What is asked →
Below are records. Count every line containing the word "content" and give the number alone.

[Items from a data source]
⟨

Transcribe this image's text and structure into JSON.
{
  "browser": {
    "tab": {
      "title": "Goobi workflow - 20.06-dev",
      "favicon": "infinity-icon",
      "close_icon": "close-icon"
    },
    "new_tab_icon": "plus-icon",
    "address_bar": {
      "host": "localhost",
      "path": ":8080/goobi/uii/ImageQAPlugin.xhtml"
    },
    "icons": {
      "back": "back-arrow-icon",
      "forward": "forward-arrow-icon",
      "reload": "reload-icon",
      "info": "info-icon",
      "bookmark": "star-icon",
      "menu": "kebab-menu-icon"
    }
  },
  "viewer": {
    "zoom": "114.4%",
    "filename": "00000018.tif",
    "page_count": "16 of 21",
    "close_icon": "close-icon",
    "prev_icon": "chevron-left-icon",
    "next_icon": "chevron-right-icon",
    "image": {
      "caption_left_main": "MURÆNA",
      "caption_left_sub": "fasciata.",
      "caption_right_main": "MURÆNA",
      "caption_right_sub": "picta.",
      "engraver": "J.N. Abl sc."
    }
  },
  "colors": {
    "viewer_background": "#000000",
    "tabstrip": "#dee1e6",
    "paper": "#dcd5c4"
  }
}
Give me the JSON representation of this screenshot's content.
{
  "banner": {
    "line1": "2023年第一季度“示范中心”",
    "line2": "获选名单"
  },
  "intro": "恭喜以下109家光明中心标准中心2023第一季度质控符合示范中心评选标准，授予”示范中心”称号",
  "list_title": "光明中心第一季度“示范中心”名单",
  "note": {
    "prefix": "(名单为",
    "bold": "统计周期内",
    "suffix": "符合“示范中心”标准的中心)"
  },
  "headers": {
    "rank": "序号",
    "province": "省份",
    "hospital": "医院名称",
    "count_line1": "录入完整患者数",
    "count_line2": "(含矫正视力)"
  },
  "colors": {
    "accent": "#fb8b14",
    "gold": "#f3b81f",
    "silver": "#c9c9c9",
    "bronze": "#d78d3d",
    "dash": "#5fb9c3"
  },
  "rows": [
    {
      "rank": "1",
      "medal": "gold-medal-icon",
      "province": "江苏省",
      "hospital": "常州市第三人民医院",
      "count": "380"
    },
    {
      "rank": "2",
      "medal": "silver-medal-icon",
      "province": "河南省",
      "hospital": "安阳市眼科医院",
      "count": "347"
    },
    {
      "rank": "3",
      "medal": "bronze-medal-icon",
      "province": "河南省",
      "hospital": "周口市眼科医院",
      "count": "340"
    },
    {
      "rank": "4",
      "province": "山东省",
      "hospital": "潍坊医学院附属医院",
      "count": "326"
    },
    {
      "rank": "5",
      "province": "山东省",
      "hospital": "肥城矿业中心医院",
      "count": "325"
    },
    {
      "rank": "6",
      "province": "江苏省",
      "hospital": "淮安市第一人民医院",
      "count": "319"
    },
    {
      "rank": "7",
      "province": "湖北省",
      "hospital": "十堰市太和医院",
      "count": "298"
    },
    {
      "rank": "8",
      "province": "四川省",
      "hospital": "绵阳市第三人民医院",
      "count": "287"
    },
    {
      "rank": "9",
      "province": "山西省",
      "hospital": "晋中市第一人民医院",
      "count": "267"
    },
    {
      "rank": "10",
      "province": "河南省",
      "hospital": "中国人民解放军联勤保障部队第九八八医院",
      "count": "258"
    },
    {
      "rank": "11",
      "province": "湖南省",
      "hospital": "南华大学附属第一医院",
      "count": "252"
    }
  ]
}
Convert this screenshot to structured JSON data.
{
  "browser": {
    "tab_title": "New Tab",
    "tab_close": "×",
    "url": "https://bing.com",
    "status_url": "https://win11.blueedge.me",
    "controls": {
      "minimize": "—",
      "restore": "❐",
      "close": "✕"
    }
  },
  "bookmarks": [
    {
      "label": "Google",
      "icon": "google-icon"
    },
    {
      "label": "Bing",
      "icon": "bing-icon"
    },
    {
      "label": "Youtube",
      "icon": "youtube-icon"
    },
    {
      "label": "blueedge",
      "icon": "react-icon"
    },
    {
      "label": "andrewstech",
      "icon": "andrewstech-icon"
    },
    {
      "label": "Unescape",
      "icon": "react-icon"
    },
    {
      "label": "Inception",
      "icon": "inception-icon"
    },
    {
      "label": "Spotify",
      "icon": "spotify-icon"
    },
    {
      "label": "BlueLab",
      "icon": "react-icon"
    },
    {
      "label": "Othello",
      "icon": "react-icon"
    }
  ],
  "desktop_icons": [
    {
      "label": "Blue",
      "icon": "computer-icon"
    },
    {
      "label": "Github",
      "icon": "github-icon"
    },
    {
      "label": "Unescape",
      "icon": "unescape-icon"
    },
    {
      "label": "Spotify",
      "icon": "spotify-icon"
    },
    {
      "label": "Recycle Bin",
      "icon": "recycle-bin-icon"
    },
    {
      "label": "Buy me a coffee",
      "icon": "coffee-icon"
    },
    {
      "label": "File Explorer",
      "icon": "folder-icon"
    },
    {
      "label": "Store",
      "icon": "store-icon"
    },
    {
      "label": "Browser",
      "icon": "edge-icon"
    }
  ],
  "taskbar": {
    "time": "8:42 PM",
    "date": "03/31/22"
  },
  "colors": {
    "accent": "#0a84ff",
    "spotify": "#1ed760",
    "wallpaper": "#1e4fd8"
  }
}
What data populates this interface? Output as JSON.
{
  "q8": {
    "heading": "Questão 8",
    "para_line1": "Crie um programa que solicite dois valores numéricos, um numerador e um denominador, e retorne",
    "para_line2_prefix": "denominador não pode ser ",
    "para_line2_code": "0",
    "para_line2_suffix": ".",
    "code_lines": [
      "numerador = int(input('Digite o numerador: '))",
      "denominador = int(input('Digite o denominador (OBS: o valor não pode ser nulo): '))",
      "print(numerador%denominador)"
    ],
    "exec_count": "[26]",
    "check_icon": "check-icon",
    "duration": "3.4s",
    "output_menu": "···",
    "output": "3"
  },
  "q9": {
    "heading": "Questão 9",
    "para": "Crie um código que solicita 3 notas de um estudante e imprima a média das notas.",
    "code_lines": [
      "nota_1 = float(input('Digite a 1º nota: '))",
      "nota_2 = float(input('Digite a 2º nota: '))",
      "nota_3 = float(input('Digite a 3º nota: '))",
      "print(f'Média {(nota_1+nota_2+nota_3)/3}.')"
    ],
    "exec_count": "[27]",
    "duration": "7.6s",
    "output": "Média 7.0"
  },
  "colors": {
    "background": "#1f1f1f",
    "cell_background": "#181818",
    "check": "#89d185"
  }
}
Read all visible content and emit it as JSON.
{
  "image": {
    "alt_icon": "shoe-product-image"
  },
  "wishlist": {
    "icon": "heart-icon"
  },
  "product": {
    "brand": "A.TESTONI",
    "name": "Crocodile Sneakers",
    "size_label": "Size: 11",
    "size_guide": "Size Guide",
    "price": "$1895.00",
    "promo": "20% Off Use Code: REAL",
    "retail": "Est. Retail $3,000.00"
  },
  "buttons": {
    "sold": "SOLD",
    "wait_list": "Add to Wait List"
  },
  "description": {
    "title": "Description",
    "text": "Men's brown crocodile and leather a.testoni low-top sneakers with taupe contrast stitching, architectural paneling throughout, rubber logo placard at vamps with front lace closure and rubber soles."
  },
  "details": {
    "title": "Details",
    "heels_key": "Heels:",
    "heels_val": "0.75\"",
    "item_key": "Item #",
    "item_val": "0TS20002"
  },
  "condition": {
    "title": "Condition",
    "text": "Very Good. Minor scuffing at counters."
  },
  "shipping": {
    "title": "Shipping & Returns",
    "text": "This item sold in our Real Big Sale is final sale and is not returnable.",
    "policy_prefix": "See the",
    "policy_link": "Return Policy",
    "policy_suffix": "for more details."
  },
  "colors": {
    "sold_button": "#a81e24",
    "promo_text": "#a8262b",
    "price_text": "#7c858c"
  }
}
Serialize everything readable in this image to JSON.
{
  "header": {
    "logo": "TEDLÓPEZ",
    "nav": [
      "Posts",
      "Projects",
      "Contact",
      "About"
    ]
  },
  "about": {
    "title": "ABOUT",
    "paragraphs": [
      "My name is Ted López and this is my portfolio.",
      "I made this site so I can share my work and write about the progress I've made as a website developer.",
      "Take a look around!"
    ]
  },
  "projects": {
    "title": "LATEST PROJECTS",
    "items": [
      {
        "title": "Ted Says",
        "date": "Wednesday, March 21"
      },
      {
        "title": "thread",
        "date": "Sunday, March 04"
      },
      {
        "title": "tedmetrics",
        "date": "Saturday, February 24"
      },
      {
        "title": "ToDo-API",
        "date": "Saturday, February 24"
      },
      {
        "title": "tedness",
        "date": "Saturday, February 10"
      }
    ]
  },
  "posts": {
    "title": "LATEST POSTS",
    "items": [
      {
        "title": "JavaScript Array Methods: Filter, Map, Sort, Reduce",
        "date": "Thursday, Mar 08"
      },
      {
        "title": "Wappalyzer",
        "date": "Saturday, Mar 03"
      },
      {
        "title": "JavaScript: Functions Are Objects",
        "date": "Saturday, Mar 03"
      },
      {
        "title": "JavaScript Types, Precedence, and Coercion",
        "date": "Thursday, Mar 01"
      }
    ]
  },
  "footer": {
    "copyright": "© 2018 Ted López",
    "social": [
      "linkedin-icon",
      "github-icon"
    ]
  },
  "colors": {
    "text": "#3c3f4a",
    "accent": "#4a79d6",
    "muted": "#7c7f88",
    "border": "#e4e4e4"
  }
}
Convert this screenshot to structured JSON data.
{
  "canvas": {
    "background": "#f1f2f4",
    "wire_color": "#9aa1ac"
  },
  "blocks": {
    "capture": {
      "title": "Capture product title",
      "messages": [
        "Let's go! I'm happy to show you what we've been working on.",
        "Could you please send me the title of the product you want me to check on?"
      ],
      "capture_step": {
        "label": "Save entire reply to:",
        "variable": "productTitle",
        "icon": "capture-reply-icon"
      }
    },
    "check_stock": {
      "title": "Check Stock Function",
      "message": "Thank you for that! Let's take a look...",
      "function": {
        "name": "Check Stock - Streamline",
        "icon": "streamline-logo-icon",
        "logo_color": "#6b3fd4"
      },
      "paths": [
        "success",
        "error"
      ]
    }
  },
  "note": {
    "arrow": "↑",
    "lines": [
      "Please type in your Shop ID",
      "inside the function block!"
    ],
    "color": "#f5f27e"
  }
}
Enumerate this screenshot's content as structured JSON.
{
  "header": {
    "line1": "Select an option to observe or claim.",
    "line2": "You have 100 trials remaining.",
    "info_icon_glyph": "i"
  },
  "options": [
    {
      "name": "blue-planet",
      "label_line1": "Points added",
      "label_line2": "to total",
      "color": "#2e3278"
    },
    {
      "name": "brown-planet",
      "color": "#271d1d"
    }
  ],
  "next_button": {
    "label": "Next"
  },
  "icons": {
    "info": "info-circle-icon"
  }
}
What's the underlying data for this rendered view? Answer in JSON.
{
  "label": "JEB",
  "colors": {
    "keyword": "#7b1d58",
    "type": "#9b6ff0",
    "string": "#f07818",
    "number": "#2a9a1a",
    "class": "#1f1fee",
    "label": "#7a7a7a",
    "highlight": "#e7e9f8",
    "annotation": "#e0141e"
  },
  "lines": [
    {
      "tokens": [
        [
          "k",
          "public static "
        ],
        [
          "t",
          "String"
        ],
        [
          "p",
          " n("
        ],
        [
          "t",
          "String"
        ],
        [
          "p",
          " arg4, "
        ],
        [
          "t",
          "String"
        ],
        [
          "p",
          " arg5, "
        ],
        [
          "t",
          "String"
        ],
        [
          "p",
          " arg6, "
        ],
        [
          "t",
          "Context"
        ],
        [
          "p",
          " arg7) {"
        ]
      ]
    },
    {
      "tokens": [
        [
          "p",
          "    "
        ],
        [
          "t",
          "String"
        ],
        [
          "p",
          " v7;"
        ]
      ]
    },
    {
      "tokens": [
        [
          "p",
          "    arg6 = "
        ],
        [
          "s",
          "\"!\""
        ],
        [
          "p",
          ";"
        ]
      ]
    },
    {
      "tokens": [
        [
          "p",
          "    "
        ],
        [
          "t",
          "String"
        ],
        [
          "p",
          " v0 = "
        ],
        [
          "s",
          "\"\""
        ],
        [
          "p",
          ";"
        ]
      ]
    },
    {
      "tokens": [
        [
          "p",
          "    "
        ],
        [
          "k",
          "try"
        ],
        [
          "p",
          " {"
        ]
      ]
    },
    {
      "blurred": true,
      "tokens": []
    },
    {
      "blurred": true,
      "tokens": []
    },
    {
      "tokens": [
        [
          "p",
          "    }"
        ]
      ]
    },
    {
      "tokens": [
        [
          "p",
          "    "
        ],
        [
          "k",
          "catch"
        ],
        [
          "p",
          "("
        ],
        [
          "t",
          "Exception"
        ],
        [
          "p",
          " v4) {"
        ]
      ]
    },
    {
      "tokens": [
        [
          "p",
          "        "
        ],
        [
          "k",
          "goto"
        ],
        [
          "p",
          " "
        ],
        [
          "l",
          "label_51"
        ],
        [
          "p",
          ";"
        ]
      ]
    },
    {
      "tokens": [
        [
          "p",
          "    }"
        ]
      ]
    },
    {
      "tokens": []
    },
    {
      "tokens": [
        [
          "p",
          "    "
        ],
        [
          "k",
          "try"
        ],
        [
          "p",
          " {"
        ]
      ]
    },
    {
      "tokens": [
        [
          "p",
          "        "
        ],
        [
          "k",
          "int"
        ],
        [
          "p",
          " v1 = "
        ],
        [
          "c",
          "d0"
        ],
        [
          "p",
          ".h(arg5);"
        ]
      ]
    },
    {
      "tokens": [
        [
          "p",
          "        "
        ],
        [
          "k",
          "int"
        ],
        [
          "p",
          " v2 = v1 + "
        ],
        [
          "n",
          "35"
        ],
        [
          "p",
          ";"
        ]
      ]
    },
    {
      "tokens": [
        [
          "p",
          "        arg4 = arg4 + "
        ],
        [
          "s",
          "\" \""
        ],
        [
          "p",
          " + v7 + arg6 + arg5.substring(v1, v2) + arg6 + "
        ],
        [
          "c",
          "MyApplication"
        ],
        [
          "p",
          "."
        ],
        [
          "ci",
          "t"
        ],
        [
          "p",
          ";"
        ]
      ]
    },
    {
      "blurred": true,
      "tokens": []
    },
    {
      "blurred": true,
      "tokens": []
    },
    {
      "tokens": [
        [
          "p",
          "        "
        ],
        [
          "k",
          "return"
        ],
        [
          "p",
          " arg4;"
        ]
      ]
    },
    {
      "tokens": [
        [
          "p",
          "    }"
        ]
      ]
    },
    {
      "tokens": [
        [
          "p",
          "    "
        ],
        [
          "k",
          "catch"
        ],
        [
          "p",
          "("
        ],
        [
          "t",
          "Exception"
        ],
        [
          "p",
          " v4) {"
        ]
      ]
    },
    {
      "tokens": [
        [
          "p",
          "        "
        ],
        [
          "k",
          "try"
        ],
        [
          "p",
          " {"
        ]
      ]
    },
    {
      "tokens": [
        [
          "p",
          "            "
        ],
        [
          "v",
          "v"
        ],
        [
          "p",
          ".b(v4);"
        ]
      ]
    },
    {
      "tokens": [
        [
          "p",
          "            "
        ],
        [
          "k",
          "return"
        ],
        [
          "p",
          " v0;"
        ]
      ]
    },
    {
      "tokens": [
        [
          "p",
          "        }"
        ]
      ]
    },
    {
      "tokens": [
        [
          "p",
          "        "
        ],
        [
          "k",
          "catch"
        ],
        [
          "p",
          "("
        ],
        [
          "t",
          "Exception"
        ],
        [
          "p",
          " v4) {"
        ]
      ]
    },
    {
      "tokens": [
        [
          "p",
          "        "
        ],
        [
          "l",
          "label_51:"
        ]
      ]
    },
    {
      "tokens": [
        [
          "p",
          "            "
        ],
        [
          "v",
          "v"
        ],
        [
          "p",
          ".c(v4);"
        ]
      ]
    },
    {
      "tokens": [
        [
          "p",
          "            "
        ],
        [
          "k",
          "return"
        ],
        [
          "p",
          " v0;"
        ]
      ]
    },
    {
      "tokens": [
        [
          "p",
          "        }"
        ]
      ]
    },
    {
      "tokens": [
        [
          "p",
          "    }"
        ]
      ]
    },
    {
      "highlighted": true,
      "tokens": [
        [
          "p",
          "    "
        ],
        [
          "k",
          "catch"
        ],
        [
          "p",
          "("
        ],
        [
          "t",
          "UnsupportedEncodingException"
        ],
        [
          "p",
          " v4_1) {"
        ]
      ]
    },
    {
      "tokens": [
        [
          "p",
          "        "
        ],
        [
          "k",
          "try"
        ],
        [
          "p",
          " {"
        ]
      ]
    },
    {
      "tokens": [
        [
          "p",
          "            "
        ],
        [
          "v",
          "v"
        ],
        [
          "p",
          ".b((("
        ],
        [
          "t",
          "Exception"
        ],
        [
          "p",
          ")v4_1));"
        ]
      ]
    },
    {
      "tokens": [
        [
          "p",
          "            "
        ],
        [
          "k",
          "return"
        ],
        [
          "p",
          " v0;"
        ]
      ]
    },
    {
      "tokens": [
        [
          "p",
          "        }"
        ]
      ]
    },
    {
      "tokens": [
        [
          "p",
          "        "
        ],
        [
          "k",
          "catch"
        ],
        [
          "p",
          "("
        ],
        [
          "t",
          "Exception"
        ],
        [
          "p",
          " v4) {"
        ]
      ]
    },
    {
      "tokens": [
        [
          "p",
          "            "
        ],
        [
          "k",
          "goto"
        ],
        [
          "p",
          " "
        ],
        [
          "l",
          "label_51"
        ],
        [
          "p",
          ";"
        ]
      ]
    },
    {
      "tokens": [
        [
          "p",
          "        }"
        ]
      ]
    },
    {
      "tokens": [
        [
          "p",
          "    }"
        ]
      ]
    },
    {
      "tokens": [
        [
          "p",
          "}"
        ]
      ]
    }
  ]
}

⟩

Written response →
3